EXERCISE
Each entry must appear again exactly as it does in the source.

-- start PROVIDED RECORDS --

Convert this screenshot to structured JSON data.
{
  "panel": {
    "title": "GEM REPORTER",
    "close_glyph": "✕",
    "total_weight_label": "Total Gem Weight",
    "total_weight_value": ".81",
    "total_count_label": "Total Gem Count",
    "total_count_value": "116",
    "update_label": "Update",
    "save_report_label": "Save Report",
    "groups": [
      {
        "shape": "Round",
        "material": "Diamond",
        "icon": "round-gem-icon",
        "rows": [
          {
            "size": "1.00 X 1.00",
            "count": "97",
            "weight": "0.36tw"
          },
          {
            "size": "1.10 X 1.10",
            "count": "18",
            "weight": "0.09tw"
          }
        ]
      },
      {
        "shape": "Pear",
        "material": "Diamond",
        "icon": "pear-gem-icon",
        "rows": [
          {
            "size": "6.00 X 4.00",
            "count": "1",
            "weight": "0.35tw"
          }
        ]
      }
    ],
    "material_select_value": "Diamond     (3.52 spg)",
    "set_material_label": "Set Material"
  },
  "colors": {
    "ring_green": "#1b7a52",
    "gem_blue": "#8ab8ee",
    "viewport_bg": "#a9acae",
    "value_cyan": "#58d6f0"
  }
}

-- end PROVIDED RECORDS --

RESULT OF THE EXERCISE
Convert this screenshot to structured JSON data.
{
  "panel": {
    "title": "GEM REPORTER",
    "close_glyph": "✕",
    "total_weight_label": "Total Gem Weight",
    "total_weight_value": ".81",
    "total_count_label": "Total Gem Count",
    "total_count_value": "116",
    "update_label": "Update",
    "save_report_label": "Save Report",
    "groups": [
      {
        "shape": "Round",
        "material": "Diamond",
        "icon": "round-gem-icon",
        "rows": [
          {
            "size": "1.00 X 1.00",
            "count": "97",
            "weight": "0.36tw"
          },
          {
            "size": "1.10 X 1.10",
            "count": "18",
            "weight": "0.09tw"
          }
        ]
      },
      {
        "shape": "Pear",
        "material": "Diamond",
        "icon": "pear-gem-icon",
        "rows": [
          {
            "size": "6.00 X 4.00",
            "count": "1",
            "weight": "0.35tw"
          }
        ]
      }
    ],
    "material_select_value": "Diamond     (3.52 spg)",
    "set_material_label": "Set Material"
  },
  "colors": {
    "ring_green": "#1b7a52",
    "gem_blue": "#8ab8ee",
    "viewport_bg": "#a9acae",
    "value_cyan": "#58d6f0"
  }
}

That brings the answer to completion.